[Figure record extracts]
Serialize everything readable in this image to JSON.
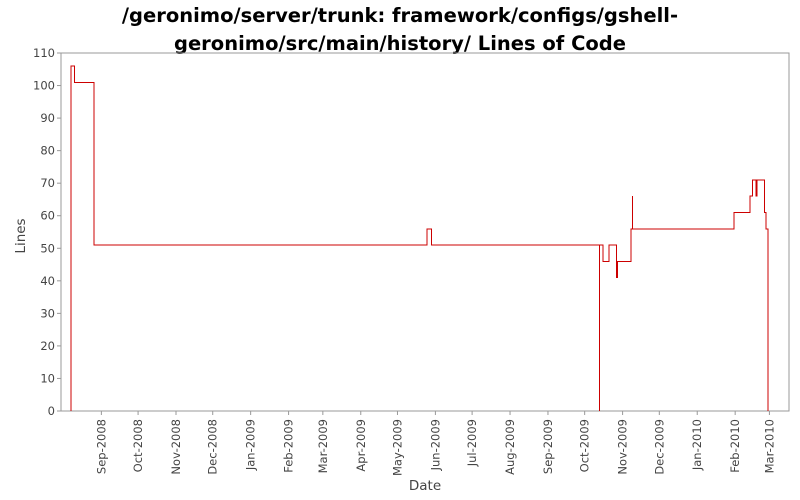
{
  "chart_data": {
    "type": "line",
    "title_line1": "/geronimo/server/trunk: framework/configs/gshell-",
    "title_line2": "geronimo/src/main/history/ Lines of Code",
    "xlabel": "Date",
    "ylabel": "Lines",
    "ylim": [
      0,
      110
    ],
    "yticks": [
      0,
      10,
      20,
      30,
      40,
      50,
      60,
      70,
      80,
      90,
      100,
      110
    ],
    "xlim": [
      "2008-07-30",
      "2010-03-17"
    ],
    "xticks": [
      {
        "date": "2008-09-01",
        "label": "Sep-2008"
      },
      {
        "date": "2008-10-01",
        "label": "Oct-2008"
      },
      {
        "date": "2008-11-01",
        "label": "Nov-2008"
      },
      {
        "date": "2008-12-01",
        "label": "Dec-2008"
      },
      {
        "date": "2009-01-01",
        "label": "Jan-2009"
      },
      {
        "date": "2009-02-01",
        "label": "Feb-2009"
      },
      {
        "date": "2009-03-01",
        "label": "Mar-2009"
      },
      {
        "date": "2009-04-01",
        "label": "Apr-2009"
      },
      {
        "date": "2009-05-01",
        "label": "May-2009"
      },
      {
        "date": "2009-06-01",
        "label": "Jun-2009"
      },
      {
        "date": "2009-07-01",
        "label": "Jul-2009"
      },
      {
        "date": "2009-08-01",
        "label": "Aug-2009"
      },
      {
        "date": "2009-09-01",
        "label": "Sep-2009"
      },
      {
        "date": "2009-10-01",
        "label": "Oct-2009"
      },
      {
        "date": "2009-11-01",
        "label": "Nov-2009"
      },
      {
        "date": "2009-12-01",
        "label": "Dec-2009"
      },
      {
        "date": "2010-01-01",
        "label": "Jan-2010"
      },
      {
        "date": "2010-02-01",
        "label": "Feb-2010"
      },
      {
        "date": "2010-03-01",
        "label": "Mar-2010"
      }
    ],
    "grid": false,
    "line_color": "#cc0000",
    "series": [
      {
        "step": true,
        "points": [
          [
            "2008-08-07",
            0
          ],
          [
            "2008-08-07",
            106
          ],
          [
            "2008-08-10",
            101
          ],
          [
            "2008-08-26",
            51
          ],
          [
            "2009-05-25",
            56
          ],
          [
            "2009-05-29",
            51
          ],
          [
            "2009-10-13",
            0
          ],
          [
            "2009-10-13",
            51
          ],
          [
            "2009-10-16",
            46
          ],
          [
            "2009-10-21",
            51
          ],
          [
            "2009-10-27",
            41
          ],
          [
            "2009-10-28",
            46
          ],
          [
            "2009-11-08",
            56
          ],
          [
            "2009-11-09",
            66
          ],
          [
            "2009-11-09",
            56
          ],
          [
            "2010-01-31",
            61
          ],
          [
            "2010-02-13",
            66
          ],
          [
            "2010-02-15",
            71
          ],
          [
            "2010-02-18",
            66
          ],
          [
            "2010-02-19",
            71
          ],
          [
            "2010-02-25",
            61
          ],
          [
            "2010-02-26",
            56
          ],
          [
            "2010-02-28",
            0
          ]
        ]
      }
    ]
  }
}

...

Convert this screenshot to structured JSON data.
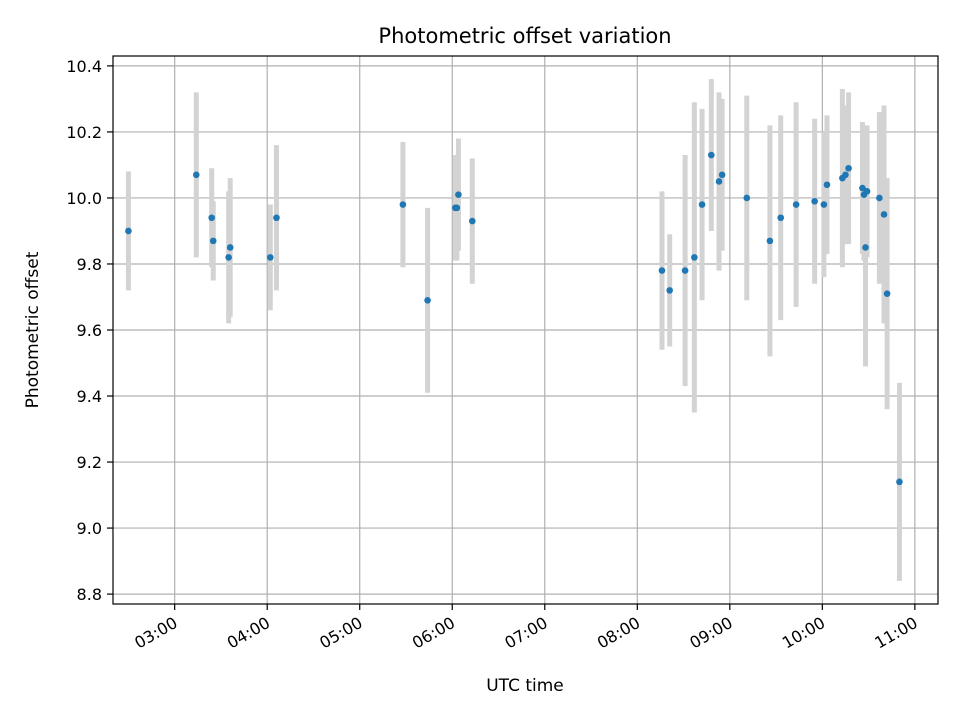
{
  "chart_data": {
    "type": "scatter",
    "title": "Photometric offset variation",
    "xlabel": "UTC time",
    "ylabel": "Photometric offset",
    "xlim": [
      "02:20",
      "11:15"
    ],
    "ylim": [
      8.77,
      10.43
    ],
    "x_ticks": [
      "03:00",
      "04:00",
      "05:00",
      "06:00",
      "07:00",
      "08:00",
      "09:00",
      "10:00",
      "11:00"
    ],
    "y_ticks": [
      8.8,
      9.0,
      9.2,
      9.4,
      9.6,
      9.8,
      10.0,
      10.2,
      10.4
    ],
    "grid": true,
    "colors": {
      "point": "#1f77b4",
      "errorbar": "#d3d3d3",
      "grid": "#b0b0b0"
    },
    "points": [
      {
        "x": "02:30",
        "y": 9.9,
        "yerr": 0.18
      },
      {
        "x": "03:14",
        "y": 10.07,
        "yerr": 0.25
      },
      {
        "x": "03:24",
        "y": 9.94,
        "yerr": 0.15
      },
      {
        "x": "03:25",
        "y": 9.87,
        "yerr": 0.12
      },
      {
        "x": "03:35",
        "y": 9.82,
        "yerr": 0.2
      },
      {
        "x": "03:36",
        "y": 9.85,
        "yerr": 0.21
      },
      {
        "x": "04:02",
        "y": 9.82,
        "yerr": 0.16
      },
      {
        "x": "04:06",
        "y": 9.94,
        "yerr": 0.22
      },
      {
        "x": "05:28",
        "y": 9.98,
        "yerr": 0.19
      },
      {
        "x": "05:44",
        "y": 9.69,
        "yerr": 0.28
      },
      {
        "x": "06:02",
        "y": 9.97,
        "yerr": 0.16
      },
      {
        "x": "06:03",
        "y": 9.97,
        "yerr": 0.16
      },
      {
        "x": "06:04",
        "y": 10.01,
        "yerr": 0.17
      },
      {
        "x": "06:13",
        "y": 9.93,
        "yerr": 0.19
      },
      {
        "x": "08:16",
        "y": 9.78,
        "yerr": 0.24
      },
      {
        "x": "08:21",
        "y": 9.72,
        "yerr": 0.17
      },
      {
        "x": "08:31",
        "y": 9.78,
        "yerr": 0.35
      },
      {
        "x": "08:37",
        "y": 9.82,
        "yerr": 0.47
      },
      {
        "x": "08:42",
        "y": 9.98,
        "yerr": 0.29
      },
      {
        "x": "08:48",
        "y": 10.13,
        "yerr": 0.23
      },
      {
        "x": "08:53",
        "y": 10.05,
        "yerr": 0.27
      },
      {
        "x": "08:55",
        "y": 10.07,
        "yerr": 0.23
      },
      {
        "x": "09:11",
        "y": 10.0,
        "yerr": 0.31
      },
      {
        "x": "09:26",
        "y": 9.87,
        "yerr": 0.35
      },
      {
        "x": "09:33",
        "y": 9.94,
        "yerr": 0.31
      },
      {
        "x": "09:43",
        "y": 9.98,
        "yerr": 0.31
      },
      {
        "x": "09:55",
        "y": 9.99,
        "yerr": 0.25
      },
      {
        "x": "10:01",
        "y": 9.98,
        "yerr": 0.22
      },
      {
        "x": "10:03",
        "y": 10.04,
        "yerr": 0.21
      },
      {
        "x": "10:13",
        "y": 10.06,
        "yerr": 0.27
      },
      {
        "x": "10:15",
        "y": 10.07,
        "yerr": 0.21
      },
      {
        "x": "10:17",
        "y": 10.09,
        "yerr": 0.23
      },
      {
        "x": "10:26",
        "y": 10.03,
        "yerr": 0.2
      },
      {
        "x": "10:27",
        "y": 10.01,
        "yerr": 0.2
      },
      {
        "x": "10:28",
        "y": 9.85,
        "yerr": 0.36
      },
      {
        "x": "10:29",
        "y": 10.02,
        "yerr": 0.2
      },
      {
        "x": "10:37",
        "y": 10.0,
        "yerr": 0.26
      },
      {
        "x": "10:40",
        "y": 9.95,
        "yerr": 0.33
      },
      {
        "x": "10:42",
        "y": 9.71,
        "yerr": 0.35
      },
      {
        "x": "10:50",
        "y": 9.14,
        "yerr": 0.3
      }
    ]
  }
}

Task objective — Filter the records above for "Lines" and copy every matching line.

In response —
    "title_line2": "geronimo/src/main/history/ Lines of Code",
    "ylabel": "Lines",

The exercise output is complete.